Start of DATASET RECORDS

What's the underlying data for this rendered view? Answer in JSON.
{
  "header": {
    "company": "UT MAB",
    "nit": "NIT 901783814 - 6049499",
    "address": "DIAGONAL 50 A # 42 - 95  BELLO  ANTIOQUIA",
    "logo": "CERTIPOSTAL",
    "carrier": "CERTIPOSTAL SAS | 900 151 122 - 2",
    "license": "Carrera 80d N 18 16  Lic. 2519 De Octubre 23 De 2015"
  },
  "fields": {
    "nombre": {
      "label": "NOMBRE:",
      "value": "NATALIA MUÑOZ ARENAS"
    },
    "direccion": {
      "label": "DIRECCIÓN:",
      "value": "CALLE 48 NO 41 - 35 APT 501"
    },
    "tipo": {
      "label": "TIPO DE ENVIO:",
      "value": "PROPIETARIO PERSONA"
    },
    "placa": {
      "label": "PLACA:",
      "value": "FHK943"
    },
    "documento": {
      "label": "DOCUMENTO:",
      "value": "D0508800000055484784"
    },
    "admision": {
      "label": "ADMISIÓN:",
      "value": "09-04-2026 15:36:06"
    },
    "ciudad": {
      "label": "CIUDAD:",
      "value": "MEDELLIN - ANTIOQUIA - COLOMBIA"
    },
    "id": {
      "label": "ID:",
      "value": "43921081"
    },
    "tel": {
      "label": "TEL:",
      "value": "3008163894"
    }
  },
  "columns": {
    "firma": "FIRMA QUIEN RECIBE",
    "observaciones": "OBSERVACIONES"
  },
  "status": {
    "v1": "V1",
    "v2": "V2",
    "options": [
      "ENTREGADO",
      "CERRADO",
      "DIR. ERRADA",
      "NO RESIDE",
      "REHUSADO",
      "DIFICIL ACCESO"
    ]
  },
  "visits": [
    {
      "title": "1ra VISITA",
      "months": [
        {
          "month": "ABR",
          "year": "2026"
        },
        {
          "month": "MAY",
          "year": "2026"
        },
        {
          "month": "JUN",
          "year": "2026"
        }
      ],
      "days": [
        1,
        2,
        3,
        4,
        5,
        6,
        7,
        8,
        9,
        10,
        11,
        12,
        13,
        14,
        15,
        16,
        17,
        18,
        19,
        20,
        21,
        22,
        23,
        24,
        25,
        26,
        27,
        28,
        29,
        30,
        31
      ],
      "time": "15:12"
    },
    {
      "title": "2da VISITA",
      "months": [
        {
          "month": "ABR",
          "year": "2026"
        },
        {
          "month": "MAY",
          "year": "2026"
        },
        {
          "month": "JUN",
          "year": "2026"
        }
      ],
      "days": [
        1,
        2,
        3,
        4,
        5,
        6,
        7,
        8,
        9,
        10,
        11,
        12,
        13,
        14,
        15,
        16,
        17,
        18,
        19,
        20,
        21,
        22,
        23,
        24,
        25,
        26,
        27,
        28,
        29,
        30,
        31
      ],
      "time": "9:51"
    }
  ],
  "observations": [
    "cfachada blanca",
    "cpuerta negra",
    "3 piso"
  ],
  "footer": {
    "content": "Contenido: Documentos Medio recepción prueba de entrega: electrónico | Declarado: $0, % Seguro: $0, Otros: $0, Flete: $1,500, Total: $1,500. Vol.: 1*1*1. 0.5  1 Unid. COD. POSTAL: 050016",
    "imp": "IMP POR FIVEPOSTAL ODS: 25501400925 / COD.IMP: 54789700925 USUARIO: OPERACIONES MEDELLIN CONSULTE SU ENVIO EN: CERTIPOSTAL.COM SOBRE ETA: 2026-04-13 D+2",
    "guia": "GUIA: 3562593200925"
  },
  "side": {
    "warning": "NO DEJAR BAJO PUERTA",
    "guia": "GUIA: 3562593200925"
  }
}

End of DATASET RECORDS

## WHAT IS NEEDED
Search the entries for the string "ANTIOQUIA" and collect each line that has it.

## COMPLETED TASK
    "address": "DIAGONAL 50 A # 42 - 95  BELLO  ANTIOQUIA",
      "value": "MEDELLIN - ANTIOQUIA - COLOMBIA"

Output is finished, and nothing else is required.